> **YOUR TASK**
Render this sentence from the essay on bravery in Spanish: "My definition of bravery or valor requires a conscious, willing decision to take a significant risk in the service of others."

> **SOURCE EXCERPT**
BRAVE? REALLY?

So my cousin Roberta, who, as is common with cousins, is my oldest and best friend, although we haven’t actually seen one another in years because the older we get, the longer that drive from Silver Spring, MD to Uxbridge, MA looms … commented that I had always been braver than she is. The context was a picture I posted of Garry and I riding the Cyclone at Coney Island. They have (or had, anyhow) a camera rigged at that first terrifying drop and it’s hard to resist buying a picture of oneself and friend or mate screaming in abject terror as you go down that nearly vertical drop on an 80-year old wooden roller coaster. It wasn’t like I had volunteered for a dangerous mission to rescue people from danger. I paid my money and delighted in the finest adrenaline rush money can buy.

On the Cyclone with Garry - July 2007

Some people think I’m brave because I’ve survived some pretty awful stuff. As it happens, I would have been just as happy to skip the terror and stress and lead a pleasantly uneventful life. For excitement, there’s always the Cyclone at Coney Island (since now it has been declared an official National Historical Site and unlikely to be torn down anytime soon).

I’ve managed to slouch into senior citizenship more or less intact. I don’t deserve a medal for this.  In an emergency, instinct takes over. I usually don’t remember what was going through my head at the time or what I actually did. Really. I don’t remember much of anything. My brain switches to survival mode and runs on automatic. I save my own life and sometimes I help other folks at the same time, but I am just staying alive.

My definition of bravery or valor requires a conscious, willing decision to take a significant risk in the service of others. Taking risks for the fun of it, to make a killing in the stock market, or because your only other option is death or disaster isn’t courageous.

When it’s fun, I call it entertainment. I love roller coasters. I probably would have liked sky diving had my bad back not precluded it. That’s nothing but a personal passion for something that offers an illusion of danger without real peril.

Taking a risk for profit? Shrewd, yes. Possibly enviable too … but brave?

Saving your own life? Finding a way by hook or crook to keep a roof over your head and food on your table?That’s survival. All living creatures try to survive. Those that don’t … don’t.

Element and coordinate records

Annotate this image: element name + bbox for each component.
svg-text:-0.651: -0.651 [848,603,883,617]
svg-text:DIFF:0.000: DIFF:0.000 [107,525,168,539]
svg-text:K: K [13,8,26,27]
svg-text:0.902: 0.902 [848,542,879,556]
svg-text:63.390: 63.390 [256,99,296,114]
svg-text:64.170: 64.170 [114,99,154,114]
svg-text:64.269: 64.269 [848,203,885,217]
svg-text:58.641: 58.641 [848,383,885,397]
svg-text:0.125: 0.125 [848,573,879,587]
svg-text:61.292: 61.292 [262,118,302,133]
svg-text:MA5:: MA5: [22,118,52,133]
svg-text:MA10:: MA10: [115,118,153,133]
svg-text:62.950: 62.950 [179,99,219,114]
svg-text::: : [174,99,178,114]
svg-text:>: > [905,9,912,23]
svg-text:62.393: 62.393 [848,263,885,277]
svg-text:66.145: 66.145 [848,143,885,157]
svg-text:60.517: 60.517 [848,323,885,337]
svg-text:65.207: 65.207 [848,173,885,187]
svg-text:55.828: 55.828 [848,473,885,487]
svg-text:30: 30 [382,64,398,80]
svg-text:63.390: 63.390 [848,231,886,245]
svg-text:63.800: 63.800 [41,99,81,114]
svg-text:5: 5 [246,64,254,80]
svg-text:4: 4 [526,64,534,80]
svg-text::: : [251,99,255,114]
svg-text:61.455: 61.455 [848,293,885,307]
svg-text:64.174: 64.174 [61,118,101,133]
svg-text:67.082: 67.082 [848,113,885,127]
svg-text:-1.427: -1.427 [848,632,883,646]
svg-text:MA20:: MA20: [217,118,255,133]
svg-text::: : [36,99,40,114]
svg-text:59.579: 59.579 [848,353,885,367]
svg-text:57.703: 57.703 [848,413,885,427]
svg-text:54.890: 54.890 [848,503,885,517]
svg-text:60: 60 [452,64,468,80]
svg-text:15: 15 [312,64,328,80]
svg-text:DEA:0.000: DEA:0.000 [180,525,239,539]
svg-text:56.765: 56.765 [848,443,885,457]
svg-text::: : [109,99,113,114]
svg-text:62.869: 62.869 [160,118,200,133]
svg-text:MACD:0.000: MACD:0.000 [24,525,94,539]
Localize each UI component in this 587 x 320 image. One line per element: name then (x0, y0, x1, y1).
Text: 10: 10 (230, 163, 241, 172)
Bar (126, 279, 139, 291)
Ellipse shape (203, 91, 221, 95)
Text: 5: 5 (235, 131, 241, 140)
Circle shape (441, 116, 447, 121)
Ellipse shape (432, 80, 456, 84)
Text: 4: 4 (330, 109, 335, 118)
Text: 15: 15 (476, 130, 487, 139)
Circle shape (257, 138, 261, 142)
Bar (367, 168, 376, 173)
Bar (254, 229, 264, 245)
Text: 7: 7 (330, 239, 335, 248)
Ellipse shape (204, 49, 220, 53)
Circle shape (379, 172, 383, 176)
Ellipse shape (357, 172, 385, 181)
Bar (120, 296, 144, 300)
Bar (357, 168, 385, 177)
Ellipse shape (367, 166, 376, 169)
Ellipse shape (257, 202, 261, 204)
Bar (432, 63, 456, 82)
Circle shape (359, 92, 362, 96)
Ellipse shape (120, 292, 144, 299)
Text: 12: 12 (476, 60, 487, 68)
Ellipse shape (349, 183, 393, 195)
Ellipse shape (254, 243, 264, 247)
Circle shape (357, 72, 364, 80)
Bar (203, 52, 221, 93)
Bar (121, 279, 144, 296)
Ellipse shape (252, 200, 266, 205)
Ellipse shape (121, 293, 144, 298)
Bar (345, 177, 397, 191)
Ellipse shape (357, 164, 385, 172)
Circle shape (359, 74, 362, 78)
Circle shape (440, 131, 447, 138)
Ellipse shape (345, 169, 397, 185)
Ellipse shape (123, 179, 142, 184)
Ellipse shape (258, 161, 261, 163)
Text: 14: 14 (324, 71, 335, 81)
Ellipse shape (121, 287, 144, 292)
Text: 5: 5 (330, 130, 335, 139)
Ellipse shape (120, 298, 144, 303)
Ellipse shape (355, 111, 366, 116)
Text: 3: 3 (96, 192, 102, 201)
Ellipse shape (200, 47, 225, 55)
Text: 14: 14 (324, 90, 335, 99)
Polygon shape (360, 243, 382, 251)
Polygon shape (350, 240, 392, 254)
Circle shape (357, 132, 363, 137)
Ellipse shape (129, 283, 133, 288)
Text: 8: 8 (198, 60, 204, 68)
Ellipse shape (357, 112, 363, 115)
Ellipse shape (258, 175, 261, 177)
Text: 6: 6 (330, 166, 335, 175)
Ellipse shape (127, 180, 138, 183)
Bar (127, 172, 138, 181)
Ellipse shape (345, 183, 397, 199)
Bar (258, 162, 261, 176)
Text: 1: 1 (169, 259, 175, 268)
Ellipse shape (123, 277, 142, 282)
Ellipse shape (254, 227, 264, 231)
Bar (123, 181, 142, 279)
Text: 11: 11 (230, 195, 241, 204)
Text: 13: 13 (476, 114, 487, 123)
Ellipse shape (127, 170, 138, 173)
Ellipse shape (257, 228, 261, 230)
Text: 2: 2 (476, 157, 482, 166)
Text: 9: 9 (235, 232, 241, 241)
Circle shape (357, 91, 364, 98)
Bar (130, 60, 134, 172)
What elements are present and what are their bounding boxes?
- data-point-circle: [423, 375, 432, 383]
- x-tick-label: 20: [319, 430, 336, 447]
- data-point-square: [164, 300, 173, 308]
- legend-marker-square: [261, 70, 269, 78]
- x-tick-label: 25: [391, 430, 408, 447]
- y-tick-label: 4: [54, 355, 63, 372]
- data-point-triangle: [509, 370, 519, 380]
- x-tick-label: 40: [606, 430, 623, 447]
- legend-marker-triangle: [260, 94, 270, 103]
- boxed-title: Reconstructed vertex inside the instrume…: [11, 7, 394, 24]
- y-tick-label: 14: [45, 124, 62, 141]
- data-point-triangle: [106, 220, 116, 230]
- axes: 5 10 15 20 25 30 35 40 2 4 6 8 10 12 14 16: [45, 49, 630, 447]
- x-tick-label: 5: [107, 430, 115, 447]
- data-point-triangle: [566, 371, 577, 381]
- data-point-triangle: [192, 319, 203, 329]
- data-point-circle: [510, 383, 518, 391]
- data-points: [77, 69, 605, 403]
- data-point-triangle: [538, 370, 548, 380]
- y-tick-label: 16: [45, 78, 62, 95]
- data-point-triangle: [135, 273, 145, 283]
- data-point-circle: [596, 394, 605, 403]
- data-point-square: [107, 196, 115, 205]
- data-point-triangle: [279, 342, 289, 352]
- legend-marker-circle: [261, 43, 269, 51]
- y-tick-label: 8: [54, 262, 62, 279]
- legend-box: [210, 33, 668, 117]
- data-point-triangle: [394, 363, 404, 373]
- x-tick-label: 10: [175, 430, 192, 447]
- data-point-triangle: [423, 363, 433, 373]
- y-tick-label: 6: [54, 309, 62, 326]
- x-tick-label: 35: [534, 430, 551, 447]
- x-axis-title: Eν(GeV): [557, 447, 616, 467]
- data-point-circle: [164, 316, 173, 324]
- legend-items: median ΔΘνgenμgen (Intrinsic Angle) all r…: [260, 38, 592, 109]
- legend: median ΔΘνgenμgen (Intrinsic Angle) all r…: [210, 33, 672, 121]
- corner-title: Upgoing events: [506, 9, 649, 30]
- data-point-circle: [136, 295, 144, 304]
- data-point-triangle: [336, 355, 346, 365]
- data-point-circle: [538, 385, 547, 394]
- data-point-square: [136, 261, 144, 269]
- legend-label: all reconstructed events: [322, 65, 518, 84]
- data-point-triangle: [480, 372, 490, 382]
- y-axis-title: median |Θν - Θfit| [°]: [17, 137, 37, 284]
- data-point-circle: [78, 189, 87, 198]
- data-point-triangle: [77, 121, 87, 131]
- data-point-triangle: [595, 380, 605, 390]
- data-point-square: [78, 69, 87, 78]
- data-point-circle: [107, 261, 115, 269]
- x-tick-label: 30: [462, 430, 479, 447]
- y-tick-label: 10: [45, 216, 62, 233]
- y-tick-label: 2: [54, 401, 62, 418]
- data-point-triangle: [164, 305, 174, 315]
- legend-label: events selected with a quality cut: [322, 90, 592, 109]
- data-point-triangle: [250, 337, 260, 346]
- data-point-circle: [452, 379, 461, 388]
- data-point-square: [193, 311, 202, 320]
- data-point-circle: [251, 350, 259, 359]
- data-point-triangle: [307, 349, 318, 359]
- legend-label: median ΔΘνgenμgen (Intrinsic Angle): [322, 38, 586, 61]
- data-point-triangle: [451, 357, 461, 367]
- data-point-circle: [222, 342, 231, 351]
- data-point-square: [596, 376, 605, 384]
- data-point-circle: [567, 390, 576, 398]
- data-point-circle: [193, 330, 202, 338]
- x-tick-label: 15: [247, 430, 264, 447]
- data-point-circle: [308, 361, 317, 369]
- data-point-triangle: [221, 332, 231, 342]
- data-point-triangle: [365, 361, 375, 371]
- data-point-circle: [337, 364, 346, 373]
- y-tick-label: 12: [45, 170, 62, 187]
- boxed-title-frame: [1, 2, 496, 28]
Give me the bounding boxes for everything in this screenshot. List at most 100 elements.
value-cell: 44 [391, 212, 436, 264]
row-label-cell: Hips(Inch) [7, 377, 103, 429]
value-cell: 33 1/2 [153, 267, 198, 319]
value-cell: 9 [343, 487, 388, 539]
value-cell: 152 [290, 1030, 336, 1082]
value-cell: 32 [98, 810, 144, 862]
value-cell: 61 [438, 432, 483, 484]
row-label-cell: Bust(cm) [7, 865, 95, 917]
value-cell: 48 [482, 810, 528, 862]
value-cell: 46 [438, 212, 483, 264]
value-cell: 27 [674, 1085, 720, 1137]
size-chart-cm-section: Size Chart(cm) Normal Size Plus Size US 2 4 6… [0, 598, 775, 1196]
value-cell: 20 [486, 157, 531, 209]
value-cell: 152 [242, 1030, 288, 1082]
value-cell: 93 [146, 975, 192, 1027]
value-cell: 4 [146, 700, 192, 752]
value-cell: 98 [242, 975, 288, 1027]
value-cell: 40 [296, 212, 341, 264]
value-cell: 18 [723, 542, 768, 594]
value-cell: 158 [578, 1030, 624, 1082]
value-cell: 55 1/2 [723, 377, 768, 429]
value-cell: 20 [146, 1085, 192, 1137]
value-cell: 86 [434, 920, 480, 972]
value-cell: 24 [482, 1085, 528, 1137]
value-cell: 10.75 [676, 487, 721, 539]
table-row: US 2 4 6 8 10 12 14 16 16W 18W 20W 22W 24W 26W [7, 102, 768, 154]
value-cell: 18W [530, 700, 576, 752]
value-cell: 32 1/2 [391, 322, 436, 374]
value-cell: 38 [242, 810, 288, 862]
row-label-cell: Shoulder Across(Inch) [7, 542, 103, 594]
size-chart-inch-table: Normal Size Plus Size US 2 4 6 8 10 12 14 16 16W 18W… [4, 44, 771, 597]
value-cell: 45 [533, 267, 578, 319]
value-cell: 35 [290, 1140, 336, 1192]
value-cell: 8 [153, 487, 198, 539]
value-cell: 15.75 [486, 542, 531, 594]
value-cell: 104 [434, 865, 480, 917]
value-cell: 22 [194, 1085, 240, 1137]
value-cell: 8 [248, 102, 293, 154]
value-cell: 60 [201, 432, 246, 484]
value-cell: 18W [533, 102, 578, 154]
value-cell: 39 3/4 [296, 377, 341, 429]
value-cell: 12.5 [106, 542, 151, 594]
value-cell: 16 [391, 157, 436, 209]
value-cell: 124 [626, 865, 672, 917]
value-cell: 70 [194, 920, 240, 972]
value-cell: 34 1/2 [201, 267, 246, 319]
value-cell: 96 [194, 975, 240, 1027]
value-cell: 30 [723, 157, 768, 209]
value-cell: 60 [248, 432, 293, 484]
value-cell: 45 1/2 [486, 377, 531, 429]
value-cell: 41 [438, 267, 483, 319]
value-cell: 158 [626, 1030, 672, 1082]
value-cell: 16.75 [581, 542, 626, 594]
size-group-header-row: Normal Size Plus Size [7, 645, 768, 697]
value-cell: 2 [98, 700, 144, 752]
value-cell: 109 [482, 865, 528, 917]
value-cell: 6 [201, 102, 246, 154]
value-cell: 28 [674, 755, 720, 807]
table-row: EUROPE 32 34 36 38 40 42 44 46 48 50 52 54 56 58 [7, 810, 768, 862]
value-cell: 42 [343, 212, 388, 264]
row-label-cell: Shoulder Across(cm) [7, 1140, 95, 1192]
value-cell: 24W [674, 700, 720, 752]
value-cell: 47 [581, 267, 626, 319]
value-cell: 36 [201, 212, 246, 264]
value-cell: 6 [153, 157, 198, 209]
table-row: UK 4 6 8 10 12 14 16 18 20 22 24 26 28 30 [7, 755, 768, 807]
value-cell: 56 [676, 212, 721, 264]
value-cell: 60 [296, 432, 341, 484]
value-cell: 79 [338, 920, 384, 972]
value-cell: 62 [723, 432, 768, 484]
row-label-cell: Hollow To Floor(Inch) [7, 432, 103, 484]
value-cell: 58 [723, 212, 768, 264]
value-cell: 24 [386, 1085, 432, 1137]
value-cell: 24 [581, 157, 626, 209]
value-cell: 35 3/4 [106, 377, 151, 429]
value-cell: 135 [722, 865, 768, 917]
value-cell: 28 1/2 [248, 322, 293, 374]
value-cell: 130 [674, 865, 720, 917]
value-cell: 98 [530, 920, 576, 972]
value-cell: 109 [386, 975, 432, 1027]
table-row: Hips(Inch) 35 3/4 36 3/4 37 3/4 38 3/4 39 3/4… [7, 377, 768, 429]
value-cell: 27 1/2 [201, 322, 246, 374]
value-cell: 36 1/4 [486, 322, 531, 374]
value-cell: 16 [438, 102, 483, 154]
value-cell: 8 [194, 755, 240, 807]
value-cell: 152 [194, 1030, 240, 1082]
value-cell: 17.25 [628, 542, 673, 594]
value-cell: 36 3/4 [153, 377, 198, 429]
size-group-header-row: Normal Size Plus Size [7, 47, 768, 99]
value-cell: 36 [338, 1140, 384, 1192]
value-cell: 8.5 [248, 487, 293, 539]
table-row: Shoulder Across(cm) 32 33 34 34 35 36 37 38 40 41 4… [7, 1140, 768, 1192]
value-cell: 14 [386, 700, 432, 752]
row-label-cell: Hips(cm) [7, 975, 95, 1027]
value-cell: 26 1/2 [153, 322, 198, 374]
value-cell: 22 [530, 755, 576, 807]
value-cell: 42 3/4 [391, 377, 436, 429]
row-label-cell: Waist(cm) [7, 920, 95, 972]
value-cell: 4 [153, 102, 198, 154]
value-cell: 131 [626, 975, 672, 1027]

> **COMPLETE ANSWER**
Mi definición de valentía o valor requiere una decisión consciente y voluntaria de asumir un riesgo significativo al servicio de los demás.